[Start]

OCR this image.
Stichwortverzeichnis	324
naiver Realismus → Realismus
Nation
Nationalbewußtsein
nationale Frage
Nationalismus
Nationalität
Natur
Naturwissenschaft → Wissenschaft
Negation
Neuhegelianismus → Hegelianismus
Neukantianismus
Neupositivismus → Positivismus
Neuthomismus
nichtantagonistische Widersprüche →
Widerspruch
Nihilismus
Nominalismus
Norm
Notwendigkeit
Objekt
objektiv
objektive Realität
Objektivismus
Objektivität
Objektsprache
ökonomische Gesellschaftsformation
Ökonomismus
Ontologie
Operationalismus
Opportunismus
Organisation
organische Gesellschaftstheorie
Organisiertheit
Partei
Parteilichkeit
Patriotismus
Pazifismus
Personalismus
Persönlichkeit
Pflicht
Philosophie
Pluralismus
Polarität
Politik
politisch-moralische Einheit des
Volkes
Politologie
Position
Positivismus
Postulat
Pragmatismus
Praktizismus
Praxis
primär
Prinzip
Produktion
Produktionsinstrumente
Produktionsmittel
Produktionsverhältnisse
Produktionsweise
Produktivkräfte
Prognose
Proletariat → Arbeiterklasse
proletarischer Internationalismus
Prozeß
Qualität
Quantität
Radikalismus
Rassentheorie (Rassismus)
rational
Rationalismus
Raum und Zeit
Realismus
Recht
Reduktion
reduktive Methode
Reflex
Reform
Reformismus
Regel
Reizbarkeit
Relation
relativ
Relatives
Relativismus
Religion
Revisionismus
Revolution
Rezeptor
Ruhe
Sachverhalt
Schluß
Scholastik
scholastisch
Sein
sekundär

[End]

Request: Your task is to reproduce the whole listing exactly.

Exercise answer:
OCR this image.
Stichwortverzeichnis	324
naiver Realismus → Realismus
Nation
Nationalbewußtsein
nationale Frage
Nationalismus
Nationalität
Natur
Naturwissenschaft → Wissenschaft
Negation
Neuhegelianismus → Hegelianismus
Neukantianismus
Neupositivismus → Positivismus
Neuthomismus
nichtantagonistische Widersprüche →
Widerspruch
Nihilismus
Nominalismus
Norm
Notwendigkeit
Objekt
objektiv
objektive Realität
Objektivismus
Objektivität
Objektsprache
ökonomische Gesellschaftsformation
Ökonomismus
Ontologie
Operationalismus
Opportunismus
Organisation
organische Gesellschaftstheorie
Organisiertheit
Partei
Parteilichkeit
Patriotismus
Pazifismus
Personalismus
Persönlichkeit
Pflicht
Philosophie
Pluralismus
Polarität
Politik
politisch-moralische Einheit des
Volkes
Politologie
Position
Positivismus
Postulat
Pragmatismus
Praktizismus
Praxis
primär
Prinzip
Produktion
Produktionsinstrumente
Produktionsmittel
Produktionsverhältnisse
Produktionsweise
Produktivkräfte
Prognose
Proletariat → Arbeiterklasse
proletarischer Internationalismus
Prozeß
Qualität
Quantität
Radikalismus
Rassentheorie (Rassismus)
rational
Rationalismus
Raum und Zeit
Realismus
Recht
Reduktion
reduktive Methode
Reflex
Reform
Reformismus
Regel
Reizbarkeit
Relation
relativ
Relatives
Relativismus
Religion
Revisionismus
Revolution
Rezeptor
Ruhe
Sachverhalt
Schluß
Scholastik
scholastisch
Sein
sekundär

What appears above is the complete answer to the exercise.